▸ Saved entries:
┌────────

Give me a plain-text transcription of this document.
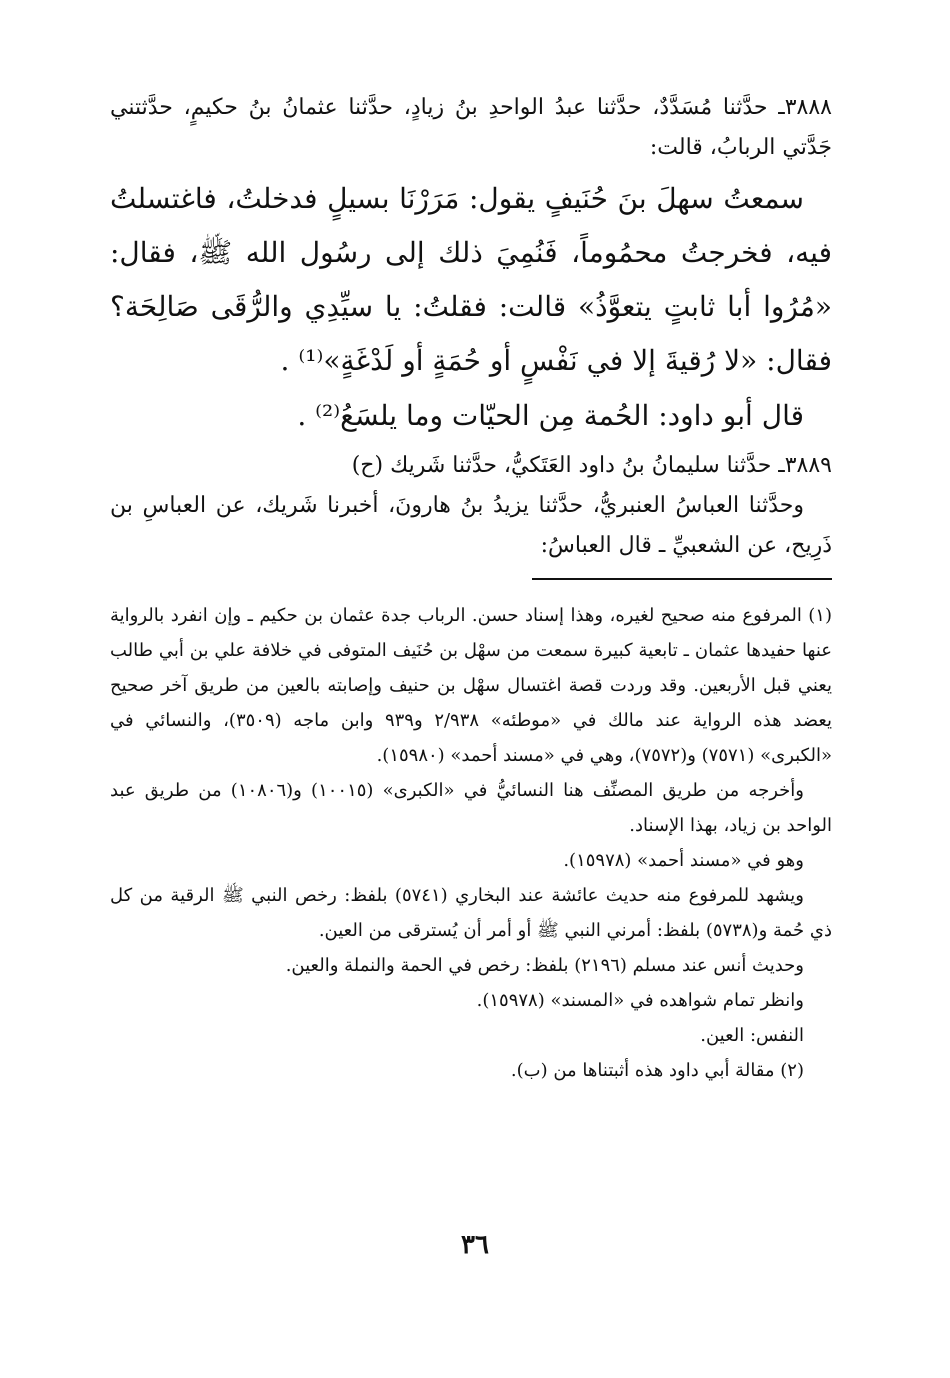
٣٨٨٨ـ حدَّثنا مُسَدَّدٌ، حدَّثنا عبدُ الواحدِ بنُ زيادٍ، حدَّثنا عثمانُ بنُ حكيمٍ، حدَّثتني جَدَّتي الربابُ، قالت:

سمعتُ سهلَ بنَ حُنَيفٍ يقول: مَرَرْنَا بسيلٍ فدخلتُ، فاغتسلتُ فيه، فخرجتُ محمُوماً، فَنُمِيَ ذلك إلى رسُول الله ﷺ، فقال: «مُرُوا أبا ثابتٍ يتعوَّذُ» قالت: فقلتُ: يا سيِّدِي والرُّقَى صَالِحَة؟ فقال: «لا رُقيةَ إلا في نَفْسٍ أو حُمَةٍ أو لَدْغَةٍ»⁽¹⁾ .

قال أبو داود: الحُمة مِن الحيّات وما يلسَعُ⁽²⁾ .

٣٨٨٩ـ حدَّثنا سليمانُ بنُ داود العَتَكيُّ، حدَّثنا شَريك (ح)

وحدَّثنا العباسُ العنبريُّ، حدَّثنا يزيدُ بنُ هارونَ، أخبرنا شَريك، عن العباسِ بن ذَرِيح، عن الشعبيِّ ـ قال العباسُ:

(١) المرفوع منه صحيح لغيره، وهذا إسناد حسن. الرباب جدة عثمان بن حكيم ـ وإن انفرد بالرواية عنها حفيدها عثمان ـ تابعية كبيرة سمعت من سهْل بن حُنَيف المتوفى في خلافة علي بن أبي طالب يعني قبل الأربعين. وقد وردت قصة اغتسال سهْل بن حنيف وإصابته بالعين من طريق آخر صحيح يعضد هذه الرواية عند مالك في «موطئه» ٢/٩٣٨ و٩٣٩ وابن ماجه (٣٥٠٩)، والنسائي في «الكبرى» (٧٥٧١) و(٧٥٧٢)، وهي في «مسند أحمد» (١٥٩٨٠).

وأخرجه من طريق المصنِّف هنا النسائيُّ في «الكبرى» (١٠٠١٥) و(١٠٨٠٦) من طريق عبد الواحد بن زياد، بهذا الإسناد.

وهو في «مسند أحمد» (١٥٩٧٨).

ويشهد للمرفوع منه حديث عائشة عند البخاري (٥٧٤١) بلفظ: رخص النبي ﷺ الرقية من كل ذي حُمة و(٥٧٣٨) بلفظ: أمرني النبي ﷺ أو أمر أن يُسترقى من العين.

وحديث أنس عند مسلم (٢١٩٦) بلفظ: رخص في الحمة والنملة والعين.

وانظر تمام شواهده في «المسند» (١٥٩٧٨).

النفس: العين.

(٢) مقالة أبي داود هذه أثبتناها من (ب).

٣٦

└────────
┌────────

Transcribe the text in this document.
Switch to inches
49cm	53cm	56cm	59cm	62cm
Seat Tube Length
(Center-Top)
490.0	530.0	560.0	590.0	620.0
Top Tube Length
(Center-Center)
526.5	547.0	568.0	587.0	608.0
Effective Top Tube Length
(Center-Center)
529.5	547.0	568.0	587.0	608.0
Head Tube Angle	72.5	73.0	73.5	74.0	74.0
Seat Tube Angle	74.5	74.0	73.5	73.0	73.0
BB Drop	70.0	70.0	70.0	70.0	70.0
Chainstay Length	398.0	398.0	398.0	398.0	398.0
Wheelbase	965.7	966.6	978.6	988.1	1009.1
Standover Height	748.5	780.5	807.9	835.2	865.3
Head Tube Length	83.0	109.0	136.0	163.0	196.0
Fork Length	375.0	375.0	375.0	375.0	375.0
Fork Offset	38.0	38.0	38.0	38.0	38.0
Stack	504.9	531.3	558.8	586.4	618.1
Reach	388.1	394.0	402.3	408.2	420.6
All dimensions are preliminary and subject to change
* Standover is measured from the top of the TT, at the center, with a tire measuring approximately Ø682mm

└────────

▸ Instructions to follow: Only a number is wanted: how many lines of the material include the word "حكيم".

▸ Result of the task: 2